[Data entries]
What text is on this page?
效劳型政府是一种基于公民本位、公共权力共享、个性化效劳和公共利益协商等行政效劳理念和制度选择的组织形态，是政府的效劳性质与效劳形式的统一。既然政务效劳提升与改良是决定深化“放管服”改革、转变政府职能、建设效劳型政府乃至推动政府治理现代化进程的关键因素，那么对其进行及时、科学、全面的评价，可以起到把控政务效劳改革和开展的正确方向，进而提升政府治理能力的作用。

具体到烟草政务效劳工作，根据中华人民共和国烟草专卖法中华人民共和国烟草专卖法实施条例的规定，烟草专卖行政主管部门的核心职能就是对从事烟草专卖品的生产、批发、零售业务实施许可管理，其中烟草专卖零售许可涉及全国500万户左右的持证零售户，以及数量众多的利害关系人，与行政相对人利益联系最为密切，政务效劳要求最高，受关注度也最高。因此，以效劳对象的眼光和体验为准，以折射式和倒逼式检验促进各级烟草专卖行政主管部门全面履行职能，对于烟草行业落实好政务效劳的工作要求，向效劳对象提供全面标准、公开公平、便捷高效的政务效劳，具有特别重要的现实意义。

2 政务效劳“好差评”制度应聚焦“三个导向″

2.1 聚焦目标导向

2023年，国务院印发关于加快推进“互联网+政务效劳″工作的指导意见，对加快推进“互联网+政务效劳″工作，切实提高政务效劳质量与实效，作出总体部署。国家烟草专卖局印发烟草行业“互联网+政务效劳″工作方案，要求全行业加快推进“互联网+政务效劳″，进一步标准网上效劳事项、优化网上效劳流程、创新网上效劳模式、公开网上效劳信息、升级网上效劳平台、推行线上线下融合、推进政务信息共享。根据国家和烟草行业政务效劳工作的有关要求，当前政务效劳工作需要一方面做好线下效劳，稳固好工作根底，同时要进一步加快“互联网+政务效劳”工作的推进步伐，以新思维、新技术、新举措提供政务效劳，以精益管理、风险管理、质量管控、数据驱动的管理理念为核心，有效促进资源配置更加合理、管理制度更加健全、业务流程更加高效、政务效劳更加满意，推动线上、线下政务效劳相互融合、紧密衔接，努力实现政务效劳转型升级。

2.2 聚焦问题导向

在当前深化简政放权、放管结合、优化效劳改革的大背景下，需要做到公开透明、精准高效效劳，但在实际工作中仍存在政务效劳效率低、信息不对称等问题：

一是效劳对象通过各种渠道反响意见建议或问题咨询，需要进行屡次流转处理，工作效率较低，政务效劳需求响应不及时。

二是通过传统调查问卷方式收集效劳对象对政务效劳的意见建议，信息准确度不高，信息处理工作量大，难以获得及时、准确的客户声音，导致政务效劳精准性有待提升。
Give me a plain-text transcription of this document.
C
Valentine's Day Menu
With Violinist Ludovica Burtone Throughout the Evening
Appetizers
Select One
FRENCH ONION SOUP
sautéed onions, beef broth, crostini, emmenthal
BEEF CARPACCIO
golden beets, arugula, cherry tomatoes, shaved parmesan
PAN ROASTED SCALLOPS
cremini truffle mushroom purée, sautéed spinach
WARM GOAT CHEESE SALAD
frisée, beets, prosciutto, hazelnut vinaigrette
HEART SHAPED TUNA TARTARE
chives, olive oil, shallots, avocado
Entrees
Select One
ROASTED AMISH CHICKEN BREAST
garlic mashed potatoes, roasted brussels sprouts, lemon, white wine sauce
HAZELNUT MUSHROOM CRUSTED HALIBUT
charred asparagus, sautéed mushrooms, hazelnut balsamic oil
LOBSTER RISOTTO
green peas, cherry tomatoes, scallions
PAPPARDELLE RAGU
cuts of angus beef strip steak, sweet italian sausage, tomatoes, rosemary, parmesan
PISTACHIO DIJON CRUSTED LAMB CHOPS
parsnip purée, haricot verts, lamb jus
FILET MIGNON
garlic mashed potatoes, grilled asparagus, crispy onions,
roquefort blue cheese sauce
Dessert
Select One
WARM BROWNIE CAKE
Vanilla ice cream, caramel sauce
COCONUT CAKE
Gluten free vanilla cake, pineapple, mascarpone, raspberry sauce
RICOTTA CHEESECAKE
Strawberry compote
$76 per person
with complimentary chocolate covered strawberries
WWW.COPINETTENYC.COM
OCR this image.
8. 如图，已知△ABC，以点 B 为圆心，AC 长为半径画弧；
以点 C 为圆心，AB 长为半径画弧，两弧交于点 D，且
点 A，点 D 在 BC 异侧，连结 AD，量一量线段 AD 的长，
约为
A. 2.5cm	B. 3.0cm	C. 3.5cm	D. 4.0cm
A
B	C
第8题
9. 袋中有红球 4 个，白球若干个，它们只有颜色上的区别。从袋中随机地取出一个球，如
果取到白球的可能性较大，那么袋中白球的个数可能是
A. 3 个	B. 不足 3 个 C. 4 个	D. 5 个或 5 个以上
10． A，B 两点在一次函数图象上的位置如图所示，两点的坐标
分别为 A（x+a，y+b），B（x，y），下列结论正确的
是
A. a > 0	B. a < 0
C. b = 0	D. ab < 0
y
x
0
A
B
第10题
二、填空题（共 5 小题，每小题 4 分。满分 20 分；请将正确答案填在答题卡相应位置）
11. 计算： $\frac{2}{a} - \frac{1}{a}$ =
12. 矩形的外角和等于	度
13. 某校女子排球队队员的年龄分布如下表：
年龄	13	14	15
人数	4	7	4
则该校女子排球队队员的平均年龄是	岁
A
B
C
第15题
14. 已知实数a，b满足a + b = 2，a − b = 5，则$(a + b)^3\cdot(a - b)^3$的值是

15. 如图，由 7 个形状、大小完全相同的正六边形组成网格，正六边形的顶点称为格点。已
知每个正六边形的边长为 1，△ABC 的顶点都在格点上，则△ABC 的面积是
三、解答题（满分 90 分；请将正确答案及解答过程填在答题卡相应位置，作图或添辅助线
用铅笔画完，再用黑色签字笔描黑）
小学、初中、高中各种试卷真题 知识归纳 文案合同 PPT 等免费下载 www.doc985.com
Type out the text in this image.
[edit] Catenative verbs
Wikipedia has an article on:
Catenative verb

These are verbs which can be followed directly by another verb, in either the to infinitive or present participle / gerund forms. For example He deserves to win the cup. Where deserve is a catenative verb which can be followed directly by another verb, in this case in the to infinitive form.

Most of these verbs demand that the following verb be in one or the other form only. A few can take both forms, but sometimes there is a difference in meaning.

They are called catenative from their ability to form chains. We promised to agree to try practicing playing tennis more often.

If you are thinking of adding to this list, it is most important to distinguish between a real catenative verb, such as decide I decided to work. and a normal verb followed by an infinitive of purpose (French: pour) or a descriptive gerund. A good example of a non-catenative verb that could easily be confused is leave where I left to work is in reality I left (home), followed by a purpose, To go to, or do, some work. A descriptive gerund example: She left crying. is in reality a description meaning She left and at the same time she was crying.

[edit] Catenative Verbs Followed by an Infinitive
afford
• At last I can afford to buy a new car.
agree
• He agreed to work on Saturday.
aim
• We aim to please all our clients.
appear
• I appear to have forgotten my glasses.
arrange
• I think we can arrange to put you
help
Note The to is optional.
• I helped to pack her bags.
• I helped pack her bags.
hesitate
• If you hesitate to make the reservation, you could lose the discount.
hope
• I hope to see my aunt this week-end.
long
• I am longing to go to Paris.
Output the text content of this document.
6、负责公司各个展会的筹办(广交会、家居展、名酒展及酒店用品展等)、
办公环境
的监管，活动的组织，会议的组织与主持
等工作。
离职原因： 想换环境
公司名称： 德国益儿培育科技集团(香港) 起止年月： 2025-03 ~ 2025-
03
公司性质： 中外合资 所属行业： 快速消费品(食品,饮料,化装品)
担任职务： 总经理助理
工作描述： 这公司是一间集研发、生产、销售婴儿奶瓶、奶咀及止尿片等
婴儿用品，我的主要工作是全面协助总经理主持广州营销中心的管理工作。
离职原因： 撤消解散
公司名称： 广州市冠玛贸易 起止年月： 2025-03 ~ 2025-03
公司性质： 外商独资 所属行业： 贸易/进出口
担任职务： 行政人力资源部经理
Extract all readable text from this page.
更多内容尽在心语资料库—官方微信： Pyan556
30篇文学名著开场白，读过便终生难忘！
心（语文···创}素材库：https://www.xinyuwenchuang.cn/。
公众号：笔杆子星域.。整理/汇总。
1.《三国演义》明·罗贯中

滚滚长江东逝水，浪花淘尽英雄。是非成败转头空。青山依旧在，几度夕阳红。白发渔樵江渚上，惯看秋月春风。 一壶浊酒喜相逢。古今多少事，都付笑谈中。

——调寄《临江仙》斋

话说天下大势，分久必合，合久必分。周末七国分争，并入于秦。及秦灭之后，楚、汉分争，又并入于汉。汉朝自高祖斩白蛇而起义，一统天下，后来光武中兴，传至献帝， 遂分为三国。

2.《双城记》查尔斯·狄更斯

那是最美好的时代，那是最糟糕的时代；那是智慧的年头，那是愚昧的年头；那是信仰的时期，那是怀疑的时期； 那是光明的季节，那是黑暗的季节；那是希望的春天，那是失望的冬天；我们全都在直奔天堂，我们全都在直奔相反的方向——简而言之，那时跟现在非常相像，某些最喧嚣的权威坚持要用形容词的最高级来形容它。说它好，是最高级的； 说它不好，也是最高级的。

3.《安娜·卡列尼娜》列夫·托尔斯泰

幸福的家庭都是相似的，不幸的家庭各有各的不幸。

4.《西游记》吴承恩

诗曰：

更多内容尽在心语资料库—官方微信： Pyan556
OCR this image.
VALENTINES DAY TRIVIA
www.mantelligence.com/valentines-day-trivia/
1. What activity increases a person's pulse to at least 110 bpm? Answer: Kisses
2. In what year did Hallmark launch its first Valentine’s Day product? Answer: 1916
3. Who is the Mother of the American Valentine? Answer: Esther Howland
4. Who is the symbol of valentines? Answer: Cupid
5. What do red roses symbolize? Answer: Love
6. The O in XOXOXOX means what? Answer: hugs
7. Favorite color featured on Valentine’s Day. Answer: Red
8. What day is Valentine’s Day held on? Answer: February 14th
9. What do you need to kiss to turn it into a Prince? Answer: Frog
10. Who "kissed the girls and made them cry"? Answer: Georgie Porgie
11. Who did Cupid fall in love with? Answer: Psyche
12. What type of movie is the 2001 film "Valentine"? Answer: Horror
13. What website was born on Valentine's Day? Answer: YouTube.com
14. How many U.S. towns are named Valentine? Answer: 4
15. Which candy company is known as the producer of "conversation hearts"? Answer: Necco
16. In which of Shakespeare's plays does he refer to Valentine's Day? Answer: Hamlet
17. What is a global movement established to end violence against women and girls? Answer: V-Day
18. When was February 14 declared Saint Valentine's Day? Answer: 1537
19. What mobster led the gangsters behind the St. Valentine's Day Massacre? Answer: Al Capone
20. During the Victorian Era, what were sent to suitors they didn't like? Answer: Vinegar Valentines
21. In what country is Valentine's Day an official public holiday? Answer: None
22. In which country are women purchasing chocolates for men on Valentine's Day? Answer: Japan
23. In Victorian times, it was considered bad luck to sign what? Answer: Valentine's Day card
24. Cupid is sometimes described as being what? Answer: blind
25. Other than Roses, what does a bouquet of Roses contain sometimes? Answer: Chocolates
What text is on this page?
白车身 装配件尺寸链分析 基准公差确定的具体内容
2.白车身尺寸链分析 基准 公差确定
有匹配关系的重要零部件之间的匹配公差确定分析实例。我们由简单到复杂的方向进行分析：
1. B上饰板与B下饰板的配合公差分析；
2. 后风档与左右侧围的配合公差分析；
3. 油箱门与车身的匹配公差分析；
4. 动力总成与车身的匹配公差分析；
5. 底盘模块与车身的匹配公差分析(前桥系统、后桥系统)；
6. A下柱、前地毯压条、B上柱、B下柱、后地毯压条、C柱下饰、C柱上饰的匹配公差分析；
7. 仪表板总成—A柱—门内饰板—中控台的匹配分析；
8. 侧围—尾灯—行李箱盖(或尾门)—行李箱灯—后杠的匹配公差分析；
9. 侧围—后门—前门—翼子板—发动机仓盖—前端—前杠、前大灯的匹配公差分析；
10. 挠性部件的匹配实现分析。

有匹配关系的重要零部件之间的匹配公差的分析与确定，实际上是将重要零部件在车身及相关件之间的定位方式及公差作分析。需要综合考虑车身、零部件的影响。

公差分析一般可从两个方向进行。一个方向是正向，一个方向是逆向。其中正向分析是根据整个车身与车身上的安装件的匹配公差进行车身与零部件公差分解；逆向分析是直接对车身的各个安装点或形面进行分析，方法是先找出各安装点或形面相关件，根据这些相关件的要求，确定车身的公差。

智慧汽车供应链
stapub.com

TASK TO COMPLETE.
Find all the lines containing "WARM" in the material, then copy them.

TASK RESULT.
WARM GOAT CHEESE SALAD
WARM BROWNIE CAKE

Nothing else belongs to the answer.